- TASK DESCRIPTION: Complete, exact copies of all entries are needed.

- Stored entries:
..........
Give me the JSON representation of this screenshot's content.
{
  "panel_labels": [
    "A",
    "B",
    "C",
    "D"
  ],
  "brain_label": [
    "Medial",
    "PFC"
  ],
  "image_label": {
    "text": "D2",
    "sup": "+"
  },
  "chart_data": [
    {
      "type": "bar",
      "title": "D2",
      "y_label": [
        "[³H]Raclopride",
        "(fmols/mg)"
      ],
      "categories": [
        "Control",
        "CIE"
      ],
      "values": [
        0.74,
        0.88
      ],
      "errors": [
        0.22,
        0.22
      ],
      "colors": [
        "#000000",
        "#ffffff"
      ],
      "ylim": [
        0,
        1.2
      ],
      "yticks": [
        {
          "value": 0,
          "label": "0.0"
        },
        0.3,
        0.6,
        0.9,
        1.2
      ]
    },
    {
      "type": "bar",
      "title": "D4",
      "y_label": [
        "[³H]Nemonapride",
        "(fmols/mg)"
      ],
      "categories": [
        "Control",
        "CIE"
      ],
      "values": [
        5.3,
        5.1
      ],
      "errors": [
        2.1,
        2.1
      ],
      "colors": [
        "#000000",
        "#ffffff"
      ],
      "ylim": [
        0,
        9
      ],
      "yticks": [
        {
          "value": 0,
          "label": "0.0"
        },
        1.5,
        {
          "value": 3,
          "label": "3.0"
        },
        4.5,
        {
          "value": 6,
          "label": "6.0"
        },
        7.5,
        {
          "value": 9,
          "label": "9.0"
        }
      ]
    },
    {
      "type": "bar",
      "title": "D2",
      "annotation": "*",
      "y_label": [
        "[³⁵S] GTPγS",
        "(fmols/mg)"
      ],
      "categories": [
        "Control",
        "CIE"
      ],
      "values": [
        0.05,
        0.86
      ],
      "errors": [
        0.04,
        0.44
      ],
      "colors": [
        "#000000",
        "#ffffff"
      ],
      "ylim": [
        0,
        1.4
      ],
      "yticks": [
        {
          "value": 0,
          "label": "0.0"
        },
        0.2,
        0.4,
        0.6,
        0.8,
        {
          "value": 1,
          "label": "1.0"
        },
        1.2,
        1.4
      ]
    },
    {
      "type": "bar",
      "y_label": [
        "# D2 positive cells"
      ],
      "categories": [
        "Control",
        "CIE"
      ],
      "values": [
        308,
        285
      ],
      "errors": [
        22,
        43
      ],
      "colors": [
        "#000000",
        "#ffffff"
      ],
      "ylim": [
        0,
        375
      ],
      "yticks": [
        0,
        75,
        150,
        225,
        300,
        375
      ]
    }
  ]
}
..........
- EXERCISE RESPONSE:
Give me the JSON representation of this screenshot's content.
{
  "panel_labels": [
    "A",
    "B",
    "C",
    "D"
  ],
  "brain_label": [
    "Medial",
    "PFC"
  ],
  "image_label": {
    "text": "D2",
    "sup": "+"
  },
  "chart_data": [
    {
      "type": "bar",
      "title": "D2",
      "y_label": [
        "[³H]Raclopride",
        "(fmols/mg)"
      ],
      "categories": [
        "Control",
        "CIE"
      ],
      "values": [
        0.74,
        0.88
      ],
      "errors": [
        0.22,
        0.22
      ],
      "colors": [
        "#000000",
        "#ffffff"
      ],
      "ylim": [
        0,
        1.2
      ],
      "yticks": [
        {
          "value": 0,
          "label": "0.0"
        },
        0.3,
        0.6,
        0.9,
        1.2
      ]
    },
    {
      "type": "bar",
      "title": "D4",
      "y_label": [
        "[³H]Nemonapride",
        "(fmols/mg)"
      ],
      "categories": [
        "Control",
        "CIE"
      ],
      "values": [
        5.3,
        5.1
      ],
      "errors": [
        2.1,
        2.1
      ],
      "colors": [
        "#000000",
        "#ffffff"
      ],
      "ylim": [
        0,
        9
      ],
      "yticks": [
        {
          "value": 0,
          "label": "0.0"
        },
        1.5,
        {
          "value": 3,
          "label": "3.0"
        },
        4.5,
        {
          "value": 6,
          "label": "6.0"
        },
        7.5,
        {
          "value": 9,
          "label": "9.0"
        }
      ]
    },
    {
      "type": "bar",
      "title": "D2",
      "annotation": "*",
      "y_label": [
        "[³⁵S] GTPγS",
        "(fmols/mg)"
      ],
      "categories": [
        "Control",
        "CIE"
      ],
      "values": [
        0.05,
        0.86
      ],
      "errors": [
        0.04,
        0.44
      ],
      "colors": [
        "#000000",
        "#ffffff"
      ],
      "ylim": [
        0,
        1.4
      ],
      "yticks": [
        {
          "value": 0,
          "label": "0.0"
        },
        0.2,
        0.4,
        0.6,
        0.8,
        {
          "value": 1,
          "label": "1.0"
        },
        1.2,
        1.4
      ]
    },
    {
      "type": "bar",
      "y_label": [
        "# D2 positive cells"
      ],
      "categories": [
        "Control",
        "CIE"
      ],
      "values": [
        308,
        285
      ],
      "errors": [
        22,
        43
      ],
      "colors": [
        "#000000",
        "#ffffff"
      ],
      "ylim": [
        0,
        375
      ],
      "yticks": [
        0,
        75,
        150,
        225,
        300,
        375
      ]
    }
  ]
}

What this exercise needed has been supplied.